*TUJUAN TUGAS*: Ketik ulang secara utuh artikel tentang film Korea di bawah ini tanpa mengubah satu karakter pun.

*DOKUMEN SUMBER*:
Tuesday 21 January 2014

Mengapa (Tidak) Menonton Film Korea?


sumber : http://www.angelfire.com/pro/perpika/filmkorea.html 

Jumat, 10 Oktober 2003 
Ratih Pratiwi Anwar, 
Mahasiswa Korean Movie Class, Fall-Winter Course 2002 Kyung Hee University, Korea 
Peneliti di Pusat Studi Asia Pasifik Universitas Gadjah Mada dan Pusat Studi Korea UGM 

Sepekan Film Korea IV telah terselenggara di Jogjakarta tanggal 16-20 September lalu untuk memberi kesempatan masyarakat mengapresiasi sinema Korea. Masyarakat menyambutnya dengan sangat antusias, terlihat dari satu film ditonton rata-rata 600 orang. Apakah ini berarti sinema Korea sudah diterima masyarakat Indonesia?

Setelah kesuksesan sinetron Taiwan Meteor Garden, pemirsa Indonesia melihat bahwa serial teve dan film Asia, termasuk dari Korea, merupakan alternatif tontonan yang menarik. Itu sebabnya ketika serial Korea seperti Winter Sonata, Endless Love, Hotelier, atau All About Eve memasuki layar kaca Indonesia mendapat sambutan yang hangat. Namun dibandingkan dengan Cina, Jepang dan Taiwan yang secara budaya dan geografis dekat dengan Korea, Indonesia dan negara ASEAN lainnya seperti Thailand, Singapura dan Vietnam memang terlambat mengenal hallyu. Istilah hallyu muncul di Cina tahun 1997 untuk menyebut gelombang budaya pop Korea yang melanda generasi muda Cina. Dampaknya di Cina luar biasa karena kemudian lahirlah hahanzu, yaitu fans fanatik aktris, aktor, penyanyi dan budaya pop Korea.

*BARIS DATA*:
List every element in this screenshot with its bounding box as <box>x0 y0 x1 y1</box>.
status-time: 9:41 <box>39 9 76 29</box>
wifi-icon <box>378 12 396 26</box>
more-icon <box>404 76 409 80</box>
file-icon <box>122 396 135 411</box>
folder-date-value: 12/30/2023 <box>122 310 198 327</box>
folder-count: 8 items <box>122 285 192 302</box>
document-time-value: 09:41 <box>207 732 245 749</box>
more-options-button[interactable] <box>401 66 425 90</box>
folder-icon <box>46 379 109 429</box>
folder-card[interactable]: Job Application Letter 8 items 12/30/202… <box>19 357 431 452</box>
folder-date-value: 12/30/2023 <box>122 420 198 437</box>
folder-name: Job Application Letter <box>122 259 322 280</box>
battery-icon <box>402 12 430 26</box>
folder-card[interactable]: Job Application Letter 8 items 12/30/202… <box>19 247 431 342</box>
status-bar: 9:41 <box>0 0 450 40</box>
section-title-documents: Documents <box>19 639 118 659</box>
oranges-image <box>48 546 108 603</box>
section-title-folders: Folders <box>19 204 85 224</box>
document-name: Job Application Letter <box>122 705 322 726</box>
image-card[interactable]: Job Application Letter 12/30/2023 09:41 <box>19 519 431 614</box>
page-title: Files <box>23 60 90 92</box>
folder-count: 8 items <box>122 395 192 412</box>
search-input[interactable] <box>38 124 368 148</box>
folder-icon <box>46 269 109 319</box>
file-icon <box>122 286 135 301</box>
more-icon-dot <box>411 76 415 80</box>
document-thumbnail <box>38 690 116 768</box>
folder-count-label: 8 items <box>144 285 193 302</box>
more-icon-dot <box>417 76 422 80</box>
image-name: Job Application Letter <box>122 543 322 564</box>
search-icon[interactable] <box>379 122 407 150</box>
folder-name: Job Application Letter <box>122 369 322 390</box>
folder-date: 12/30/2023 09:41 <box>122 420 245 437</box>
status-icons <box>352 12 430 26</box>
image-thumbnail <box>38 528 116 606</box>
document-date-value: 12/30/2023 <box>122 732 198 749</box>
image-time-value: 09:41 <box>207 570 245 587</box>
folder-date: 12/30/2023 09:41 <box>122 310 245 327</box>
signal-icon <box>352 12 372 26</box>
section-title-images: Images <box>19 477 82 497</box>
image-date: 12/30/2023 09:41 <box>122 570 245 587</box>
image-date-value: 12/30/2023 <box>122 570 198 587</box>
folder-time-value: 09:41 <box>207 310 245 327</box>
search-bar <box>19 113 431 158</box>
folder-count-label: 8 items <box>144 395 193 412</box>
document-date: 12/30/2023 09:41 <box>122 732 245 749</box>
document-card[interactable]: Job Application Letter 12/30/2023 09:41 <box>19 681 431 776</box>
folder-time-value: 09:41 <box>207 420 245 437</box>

*KELUARAN YANG DIHARAPKAN*:
Tuesday 21 January 2014

Mengapa (Tidak) Menonton Film Korea?


sumber : http://www.angelfire.com/pro/perpika/filmkorea.html 

Jumat, 10 Oktober 2003 
Ratih Pratiwi Anwar, 
Mahasiswa Korean Movie Class, Fall-Winter Course 2002 Kyung Hee University, Korea 
Peneliti di Pusat Studi Asia Pasifik Universitas Gadjah Mada dan Pusat Studi Korea UGM 

Sepekan Film Korea IV telah terselenggara di Jogjakarta tanggal 16-20 September lalu untuk memberi kesempatan masyarakat mengapresiasi sinema Korea. Masyarakat menyambutnya dengan sangat antusias, terlihat dari satu film ditonton rata-rata 600 orang. Apakah ini berarti sinema Korea sudah diterima masyarakat Indonesia?

Setelah kesuksesan sinetron Taiwan Meteor Garden, pemirsa Indonesia melihat bahwa serial teve dan film Asia, termasuk dari Korea, merupakan alternatif tontonan yang menarik. Itu sebabnya ketika serial Korea seperti Winter Sonata, Endless Love, Hotelier, atau All About Eve memasuki layar kaca Indonesia mendapat sambutan yang hangat. Namun dibandingkan dengan Cina, Jepang dan Taiwan yang secara budaya dan geografis dekat dengan Korea, Indonesia dan negara ASEAN lainnya seperti Thailand, Singapura dan Vietnam memang terlambat mengenal hallyu. Istilah hallyu muncul di Cina tahun 1997 untuk menyebut gelombang budaya pop Korea yang melanda generasi muda Cina. Dampaknya di Cina luar biasa karena kemudian lahirlah hahanzu, yaitu fans fanatik aktris, aktor, penyanyi dan budaya pop Korea.